[Extracted records]
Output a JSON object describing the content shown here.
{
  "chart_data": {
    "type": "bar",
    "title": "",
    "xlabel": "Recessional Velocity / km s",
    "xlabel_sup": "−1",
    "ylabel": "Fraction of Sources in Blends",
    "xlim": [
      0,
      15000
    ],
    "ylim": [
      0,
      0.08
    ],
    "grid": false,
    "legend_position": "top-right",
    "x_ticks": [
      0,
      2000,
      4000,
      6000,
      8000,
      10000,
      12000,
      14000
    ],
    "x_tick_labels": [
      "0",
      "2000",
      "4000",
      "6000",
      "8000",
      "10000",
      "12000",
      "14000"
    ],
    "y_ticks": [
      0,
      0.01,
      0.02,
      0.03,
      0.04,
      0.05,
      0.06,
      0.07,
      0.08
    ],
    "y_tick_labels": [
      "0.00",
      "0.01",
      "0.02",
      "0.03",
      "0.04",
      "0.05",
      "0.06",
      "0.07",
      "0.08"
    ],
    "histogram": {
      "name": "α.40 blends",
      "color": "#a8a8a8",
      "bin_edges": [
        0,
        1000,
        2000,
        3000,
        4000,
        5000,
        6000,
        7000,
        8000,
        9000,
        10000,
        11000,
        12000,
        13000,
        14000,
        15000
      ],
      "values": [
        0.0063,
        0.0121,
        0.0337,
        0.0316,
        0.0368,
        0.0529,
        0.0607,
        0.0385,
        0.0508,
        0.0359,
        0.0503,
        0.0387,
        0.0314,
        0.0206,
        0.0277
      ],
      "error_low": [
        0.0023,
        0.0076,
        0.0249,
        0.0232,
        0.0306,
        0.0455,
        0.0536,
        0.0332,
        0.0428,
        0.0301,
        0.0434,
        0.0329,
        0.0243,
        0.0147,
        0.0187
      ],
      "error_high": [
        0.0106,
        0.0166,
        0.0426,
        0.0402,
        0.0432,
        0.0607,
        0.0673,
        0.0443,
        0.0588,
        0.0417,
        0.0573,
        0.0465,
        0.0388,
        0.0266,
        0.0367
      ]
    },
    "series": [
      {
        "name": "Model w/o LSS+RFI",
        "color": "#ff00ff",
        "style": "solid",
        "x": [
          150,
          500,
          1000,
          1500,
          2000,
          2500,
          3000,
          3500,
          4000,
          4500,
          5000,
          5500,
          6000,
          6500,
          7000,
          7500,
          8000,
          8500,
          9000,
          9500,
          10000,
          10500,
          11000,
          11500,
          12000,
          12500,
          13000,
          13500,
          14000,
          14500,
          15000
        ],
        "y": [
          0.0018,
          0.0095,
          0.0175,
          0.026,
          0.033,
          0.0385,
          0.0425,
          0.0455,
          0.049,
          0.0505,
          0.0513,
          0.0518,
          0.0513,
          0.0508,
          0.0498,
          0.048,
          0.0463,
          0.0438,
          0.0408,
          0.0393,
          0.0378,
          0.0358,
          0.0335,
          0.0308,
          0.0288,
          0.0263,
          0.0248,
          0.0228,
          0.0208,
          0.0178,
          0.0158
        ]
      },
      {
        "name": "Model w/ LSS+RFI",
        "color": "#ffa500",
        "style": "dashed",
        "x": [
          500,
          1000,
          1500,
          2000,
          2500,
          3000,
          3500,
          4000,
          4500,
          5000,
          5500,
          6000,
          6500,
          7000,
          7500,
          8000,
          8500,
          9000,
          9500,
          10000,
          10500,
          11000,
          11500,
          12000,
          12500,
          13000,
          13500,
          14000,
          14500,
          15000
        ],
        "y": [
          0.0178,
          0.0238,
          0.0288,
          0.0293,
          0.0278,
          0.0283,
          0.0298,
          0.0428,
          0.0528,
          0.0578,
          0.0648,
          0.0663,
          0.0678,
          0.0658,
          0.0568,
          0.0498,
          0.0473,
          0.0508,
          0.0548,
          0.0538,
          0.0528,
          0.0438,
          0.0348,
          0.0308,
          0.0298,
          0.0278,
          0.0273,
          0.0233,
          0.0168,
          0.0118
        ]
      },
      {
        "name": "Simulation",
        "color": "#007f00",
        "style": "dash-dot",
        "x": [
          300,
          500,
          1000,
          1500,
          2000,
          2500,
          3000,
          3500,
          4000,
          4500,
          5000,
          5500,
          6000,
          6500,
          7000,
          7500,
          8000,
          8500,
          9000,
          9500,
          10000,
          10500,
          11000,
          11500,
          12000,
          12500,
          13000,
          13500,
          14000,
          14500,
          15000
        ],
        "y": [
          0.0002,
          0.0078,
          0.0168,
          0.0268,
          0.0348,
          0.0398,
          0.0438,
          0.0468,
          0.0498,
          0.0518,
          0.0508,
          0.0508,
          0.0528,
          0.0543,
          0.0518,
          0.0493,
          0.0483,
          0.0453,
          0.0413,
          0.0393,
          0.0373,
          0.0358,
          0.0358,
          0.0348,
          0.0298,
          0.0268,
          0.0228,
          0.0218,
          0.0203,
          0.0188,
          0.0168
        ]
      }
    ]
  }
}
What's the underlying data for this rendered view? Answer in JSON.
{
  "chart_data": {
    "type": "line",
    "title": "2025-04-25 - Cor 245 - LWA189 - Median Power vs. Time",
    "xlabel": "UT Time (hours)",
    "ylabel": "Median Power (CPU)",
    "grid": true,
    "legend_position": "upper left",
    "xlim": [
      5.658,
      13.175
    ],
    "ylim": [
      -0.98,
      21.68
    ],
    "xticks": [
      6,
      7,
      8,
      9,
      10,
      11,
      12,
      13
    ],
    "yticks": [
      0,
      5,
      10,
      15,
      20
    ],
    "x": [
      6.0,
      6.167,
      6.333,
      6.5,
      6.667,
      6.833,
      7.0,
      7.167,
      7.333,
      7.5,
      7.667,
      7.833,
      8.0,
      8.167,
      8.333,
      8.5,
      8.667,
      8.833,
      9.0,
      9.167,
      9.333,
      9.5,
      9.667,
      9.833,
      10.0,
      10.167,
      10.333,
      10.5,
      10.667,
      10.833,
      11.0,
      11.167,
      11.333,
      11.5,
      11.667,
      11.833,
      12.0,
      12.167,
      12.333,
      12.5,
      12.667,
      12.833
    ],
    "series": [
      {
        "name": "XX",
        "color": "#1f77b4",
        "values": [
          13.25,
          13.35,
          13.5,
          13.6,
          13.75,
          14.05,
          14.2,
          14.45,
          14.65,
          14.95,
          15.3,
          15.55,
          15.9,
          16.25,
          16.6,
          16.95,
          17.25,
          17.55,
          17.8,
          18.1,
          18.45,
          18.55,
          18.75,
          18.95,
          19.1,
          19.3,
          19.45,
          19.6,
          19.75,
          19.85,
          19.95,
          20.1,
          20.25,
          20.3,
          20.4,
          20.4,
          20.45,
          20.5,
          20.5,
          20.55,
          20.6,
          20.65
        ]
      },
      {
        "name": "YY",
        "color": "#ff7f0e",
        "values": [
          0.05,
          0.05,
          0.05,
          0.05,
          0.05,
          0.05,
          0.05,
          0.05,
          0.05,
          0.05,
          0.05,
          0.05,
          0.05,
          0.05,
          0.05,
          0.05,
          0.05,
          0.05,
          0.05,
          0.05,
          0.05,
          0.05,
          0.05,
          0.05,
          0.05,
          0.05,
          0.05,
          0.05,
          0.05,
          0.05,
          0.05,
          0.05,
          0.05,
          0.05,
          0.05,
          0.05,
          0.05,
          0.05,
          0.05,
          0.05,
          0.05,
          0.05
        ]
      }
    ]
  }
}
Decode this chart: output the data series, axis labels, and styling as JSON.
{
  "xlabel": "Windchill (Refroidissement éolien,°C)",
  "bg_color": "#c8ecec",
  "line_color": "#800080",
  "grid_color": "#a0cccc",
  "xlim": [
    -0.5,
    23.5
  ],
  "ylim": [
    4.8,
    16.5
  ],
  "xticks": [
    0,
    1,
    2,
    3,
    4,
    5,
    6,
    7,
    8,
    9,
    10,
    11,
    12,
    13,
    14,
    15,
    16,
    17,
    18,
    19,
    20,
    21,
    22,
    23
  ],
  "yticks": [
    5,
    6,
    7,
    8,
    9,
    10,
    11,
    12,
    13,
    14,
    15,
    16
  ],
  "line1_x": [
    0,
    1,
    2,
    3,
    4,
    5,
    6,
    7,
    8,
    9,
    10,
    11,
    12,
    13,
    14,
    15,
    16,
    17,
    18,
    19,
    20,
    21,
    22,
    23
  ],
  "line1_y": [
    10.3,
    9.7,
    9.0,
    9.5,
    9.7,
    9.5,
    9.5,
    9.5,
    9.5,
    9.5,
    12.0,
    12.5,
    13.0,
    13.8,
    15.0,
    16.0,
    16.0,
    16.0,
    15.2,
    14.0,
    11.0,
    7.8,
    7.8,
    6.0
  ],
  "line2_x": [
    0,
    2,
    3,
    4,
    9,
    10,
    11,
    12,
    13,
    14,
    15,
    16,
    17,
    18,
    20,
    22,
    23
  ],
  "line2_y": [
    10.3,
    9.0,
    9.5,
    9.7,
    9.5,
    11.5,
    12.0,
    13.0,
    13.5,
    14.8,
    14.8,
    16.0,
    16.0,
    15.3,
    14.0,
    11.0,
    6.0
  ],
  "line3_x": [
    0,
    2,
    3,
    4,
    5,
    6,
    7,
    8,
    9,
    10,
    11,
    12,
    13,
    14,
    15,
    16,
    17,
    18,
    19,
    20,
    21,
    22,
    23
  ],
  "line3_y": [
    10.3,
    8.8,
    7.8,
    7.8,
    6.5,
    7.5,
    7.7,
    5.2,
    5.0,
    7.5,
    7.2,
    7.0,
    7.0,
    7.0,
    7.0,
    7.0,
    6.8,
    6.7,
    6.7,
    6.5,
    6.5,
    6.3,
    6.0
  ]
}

- _Exercise prompt_: Show every line in the entries where the string "Power" occurs.

- _Full answer_:
    "title": "2025-04-25 - Cor 245 - LWA189 - Median Power vs. Time",
    "ylabel": "Median Power (CPU)",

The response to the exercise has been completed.